Count the lines below that contain the word "December", and report only that number.

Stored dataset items
################

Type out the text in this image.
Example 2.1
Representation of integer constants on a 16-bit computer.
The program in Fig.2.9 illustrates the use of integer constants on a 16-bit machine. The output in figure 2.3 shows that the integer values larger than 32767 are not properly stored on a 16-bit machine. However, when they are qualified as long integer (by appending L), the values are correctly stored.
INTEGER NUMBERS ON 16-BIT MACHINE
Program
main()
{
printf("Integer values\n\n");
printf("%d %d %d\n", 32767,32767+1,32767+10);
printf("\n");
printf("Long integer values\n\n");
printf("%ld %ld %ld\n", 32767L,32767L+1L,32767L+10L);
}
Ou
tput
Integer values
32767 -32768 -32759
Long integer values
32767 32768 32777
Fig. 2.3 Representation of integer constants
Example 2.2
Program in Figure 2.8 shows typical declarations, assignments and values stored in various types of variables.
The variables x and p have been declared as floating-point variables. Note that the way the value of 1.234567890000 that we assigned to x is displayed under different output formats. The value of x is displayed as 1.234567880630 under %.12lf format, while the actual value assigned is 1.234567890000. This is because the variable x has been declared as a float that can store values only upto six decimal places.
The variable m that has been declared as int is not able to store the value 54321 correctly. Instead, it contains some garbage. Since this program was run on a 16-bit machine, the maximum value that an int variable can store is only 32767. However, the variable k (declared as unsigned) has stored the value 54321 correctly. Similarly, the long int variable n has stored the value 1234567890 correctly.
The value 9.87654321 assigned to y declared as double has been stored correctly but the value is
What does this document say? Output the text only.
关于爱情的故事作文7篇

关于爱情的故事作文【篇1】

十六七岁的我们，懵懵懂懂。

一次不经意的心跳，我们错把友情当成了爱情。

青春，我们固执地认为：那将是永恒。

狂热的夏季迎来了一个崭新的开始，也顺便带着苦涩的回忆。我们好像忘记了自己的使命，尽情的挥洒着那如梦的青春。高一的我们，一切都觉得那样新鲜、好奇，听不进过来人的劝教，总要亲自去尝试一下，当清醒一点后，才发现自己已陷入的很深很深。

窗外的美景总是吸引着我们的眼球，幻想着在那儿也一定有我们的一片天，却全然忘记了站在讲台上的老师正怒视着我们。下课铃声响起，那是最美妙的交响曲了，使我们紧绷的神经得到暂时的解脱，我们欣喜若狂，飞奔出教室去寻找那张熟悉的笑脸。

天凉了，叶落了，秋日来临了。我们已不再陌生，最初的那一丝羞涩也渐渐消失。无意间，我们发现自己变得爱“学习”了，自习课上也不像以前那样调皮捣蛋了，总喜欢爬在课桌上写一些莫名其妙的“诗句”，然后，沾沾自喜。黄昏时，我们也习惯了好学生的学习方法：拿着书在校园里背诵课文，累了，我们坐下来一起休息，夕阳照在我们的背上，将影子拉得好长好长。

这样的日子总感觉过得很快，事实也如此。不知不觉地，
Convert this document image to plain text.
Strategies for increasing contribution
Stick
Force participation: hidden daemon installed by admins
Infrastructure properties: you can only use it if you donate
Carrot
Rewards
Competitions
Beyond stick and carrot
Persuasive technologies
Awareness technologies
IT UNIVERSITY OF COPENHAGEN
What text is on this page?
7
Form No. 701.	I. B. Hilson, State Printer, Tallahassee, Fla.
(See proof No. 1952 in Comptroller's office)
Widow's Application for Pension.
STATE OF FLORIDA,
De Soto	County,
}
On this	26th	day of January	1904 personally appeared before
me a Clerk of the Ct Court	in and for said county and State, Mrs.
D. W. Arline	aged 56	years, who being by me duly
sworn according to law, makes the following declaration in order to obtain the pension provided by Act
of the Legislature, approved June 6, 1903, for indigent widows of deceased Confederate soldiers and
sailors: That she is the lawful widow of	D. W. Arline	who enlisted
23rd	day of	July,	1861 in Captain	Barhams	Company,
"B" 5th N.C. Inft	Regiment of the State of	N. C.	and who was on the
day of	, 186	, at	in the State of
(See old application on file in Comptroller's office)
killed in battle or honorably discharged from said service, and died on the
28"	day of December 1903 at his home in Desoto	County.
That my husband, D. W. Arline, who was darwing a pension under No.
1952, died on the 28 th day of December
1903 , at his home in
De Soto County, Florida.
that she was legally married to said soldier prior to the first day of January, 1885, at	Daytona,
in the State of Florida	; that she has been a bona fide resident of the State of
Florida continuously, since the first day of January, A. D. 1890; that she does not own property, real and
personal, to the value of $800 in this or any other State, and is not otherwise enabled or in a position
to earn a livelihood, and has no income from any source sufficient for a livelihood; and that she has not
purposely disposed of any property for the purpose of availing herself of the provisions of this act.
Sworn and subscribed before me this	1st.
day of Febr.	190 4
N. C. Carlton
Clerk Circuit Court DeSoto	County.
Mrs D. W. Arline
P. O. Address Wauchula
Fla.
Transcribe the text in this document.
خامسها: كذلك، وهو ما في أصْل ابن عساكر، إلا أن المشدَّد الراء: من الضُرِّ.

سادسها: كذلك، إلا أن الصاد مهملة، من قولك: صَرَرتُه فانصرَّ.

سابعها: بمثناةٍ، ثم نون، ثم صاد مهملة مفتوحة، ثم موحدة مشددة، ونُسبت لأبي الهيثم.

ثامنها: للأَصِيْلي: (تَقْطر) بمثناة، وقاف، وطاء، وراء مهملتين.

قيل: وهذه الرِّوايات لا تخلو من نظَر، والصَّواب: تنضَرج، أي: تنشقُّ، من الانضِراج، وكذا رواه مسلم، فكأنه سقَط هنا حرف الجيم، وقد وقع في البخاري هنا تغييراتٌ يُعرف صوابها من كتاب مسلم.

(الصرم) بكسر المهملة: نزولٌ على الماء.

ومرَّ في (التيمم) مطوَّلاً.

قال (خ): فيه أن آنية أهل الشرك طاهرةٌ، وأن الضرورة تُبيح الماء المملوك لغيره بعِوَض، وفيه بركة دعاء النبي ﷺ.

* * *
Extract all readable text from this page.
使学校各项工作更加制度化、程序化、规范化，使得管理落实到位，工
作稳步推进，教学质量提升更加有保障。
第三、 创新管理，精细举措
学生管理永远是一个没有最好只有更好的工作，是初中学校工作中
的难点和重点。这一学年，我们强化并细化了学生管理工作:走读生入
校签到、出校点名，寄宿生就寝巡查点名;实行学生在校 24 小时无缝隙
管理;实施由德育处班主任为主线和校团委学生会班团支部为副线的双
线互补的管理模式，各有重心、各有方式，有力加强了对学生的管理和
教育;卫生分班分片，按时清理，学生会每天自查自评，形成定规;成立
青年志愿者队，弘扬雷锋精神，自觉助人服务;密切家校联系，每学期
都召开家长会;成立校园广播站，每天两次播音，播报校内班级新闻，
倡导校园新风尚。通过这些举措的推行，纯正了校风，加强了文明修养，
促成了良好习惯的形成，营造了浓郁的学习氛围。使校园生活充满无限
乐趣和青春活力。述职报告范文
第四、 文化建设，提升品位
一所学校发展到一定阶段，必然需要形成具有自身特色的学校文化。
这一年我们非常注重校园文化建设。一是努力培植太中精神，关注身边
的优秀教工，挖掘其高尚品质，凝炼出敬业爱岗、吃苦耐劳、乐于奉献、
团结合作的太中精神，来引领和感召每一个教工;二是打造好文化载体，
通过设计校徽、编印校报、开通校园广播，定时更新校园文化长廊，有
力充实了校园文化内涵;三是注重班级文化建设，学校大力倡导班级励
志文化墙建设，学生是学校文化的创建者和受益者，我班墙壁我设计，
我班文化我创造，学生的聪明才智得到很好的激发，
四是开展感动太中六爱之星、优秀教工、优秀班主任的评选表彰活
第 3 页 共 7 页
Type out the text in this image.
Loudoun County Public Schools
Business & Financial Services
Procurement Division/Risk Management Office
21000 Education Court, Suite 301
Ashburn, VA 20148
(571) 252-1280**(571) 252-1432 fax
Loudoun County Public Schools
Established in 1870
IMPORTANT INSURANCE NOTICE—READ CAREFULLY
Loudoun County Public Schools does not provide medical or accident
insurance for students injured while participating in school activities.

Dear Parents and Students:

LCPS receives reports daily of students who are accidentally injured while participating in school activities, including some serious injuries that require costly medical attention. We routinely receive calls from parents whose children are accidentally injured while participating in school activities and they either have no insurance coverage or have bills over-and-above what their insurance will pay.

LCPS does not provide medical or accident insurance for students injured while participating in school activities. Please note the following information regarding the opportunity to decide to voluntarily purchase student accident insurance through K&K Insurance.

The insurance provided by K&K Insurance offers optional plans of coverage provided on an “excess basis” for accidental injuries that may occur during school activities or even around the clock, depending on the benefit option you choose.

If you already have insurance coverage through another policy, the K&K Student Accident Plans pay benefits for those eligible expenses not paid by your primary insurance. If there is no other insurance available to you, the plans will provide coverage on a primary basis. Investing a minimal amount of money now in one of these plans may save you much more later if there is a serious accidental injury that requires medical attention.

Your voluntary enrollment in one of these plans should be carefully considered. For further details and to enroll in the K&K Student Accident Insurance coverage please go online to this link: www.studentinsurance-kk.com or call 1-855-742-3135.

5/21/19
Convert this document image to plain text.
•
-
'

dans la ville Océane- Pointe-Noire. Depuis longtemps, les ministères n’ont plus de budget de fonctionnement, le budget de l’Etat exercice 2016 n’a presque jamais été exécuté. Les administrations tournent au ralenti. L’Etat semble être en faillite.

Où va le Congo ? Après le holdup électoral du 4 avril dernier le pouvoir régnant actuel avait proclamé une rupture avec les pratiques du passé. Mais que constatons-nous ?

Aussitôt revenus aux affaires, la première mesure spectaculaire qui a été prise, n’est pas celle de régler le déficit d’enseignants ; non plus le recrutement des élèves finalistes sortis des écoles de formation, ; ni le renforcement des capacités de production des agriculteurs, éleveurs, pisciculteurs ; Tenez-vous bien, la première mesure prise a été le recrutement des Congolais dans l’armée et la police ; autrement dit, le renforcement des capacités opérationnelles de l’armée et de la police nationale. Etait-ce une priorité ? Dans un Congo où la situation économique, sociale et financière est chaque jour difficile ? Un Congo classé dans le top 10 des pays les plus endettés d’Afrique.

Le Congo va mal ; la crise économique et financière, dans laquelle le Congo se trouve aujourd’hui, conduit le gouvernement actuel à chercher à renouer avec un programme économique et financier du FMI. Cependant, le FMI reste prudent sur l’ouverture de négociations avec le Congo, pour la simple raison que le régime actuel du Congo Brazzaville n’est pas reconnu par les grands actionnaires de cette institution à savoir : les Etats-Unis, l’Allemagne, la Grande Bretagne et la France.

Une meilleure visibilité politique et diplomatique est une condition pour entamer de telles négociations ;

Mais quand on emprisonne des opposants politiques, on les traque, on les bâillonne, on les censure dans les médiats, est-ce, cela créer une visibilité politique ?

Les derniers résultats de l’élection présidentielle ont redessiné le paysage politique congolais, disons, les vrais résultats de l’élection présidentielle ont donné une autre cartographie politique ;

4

################

**Exercise answer**
2